» WRITTEN REQUEST: Your answer should be a single number: the count of lines that include the word "color".

» PROVIDED ENTRIES:
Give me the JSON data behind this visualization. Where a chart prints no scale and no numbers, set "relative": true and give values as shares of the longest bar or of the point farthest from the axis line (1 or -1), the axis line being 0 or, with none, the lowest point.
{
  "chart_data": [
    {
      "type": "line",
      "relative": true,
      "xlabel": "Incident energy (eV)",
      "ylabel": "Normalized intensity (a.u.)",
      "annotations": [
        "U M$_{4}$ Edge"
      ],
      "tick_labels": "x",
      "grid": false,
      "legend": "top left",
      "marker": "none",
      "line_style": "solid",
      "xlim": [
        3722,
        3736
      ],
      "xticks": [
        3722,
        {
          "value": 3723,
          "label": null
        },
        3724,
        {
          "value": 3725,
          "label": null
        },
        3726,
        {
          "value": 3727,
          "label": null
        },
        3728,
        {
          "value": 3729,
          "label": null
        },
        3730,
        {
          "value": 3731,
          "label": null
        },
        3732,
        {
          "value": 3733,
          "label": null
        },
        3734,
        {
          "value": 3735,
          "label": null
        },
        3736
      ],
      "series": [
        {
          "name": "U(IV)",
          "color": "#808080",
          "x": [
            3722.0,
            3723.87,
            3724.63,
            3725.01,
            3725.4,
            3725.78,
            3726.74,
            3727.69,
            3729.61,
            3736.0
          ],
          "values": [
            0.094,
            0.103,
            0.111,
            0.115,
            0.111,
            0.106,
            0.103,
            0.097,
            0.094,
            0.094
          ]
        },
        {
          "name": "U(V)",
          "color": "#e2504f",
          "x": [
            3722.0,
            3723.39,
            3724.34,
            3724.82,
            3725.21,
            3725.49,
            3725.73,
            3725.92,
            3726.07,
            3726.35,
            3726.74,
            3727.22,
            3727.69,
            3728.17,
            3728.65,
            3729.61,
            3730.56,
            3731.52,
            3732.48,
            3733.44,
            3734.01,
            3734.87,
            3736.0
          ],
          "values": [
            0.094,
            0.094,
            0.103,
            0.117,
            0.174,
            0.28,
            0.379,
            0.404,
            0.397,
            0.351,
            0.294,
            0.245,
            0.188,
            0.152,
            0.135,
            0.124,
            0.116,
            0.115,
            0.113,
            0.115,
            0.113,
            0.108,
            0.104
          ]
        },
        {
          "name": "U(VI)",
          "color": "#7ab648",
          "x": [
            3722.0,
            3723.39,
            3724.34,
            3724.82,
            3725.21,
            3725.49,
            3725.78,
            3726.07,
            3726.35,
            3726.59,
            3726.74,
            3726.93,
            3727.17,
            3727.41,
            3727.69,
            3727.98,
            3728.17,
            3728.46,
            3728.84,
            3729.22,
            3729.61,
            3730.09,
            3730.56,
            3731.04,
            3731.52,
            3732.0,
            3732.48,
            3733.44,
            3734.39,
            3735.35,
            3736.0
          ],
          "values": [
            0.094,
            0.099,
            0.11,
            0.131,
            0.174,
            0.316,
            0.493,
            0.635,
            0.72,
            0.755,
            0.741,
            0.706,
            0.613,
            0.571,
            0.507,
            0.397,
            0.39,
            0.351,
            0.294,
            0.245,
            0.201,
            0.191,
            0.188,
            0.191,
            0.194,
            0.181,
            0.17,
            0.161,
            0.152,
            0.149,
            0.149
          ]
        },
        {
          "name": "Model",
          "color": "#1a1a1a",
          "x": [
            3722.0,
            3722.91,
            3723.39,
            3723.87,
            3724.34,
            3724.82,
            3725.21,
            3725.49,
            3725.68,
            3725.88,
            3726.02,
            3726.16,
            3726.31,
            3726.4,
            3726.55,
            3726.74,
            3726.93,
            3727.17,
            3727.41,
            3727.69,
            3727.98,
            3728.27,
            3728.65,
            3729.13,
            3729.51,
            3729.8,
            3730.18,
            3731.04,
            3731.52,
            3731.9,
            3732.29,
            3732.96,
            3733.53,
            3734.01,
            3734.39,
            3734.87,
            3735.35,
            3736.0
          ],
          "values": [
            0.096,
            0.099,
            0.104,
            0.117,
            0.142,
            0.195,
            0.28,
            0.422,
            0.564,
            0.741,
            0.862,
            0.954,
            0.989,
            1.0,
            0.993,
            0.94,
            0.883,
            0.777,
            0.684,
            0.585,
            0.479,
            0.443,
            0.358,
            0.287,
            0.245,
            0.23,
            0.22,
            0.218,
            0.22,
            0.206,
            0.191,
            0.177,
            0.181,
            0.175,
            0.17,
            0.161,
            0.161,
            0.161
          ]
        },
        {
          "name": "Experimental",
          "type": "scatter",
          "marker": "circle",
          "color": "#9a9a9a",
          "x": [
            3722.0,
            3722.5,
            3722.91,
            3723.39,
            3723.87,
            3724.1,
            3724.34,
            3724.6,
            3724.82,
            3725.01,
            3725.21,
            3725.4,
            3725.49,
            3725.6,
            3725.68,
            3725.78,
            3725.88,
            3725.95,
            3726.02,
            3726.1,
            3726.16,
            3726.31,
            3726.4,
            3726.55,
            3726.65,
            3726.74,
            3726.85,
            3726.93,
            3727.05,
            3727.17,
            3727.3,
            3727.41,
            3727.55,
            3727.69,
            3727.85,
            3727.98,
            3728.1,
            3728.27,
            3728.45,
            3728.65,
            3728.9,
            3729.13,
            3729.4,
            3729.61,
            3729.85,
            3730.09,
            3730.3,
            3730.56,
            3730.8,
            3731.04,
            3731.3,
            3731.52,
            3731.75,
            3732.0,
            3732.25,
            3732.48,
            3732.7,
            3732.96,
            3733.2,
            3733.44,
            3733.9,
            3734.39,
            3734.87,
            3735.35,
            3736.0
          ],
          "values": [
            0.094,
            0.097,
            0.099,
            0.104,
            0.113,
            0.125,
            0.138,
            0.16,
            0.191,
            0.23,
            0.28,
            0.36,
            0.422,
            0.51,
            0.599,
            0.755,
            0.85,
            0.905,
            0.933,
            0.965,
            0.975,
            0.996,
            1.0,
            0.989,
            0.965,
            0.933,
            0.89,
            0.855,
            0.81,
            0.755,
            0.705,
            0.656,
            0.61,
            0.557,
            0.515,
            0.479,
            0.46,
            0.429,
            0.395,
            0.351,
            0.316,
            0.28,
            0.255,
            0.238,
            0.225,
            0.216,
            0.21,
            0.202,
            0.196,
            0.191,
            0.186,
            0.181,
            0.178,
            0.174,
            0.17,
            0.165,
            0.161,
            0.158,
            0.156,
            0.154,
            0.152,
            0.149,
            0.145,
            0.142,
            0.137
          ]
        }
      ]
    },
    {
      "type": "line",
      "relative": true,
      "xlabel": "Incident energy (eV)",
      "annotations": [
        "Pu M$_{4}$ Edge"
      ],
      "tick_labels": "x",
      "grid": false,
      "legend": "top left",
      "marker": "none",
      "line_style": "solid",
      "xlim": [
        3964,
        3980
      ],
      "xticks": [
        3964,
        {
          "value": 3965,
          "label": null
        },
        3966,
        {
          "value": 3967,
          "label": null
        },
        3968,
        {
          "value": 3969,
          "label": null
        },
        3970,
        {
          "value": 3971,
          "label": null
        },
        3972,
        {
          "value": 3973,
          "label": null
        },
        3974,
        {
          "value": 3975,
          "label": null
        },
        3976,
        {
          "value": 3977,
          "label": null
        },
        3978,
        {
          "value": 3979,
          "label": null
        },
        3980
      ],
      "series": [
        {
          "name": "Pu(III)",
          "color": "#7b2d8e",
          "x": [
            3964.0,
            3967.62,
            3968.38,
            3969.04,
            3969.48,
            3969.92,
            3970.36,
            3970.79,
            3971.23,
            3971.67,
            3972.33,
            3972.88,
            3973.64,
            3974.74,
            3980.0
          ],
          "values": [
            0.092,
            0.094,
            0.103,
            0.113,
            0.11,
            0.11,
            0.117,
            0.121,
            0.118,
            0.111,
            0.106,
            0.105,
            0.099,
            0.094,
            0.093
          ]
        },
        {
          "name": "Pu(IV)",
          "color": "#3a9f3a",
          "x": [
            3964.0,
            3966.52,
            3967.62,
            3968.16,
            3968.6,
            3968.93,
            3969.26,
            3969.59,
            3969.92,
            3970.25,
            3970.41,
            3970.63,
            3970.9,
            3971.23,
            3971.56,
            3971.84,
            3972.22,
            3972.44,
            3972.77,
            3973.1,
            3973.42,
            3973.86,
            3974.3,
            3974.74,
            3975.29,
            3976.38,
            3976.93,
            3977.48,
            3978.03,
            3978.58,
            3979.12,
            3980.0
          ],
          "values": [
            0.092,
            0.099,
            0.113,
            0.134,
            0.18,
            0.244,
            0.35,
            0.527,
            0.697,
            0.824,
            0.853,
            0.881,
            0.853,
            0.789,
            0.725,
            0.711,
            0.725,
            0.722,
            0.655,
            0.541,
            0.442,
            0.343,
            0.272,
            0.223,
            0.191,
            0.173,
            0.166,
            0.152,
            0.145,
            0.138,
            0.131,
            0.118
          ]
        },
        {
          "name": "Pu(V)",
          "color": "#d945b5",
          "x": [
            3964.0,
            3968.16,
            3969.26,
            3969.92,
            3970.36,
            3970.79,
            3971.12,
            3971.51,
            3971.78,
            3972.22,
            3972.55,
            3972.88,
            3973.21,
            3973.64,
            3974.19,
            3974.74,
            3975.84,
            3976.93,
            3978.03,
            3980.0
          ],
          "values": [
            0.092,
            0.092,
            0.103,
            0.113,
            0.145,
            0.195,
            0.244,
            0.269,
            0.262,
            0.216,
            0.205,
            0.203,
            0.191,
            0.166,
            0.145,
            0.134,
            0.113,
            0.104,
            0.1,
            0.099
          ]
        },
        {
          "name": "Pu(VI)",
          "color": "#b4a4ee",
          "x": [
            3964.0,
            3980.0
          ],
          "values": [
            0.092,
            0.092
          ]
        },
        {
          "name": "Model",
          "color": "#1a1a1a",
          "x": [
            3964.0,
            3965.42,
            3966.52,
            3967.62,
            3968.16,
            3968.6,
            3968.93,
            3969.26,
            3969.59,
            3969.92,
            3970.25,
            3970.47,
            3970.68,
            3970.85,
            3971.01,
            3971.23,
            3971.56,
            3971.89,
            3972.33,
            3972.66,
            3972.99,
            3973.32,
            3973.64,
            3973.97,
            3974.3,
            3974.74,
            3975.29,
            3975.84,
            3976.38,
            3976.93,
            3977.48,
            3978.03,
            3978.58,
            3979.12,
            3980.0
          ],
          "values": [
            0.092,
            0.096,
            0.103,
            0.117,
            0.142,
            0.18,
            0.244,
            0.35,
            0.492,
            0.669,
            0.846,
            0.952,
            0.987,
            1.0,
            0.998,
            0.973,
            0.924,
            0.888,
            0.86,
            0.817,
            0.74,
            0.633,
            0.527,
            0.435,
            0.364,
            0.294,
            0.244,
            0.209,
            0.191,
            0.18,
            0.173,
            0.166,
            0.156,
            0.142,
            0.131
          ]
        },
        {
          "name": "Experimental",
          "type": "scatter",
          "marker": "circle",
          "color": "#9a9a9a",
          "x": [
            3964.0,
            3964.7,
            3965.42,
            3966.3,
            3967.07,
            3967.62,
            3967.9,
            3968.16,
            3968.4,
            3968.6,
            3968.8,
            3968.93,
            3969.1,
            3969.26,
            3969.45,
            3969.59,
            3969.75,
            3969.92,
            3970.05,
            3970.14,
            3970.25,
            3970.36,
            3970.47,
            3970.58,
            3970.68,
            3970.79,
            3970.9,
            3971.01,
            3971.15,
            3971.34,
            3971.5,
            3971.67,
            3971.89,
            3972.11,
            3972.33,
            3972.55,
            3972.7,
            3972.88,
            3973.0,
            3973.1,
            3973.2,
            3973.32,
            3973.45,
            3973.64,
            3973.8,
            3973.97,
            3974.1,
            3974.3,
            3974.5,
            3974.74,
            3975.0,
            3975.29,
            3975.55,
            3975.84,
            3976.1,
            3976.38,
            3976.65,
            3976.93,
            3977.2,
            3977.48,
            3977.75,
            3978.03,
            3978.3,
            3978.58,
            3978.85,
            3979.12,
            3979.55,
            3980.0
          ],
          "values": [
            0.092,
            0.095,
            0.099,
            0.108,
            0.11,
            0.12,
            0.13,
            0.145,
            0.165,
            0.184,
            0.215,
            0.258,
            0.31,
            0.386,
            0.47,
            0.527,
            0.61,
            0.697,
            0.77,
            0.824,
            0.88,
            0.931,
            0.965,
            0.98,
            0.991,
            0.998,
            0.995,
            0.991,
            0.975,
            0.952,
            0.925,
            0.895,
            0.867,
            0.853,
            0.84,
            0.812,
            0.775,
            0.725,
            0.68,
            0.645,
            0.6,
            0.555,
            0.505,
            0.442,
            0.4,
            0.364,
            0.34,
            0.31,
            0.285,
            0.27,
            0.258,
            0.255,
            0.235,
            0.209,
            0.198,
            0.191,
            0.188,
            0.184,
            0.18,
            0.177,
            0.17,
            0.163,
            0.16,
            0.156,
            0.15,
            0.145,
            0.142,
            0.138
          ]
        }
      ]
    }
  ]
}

» ANSWER BELOW: 11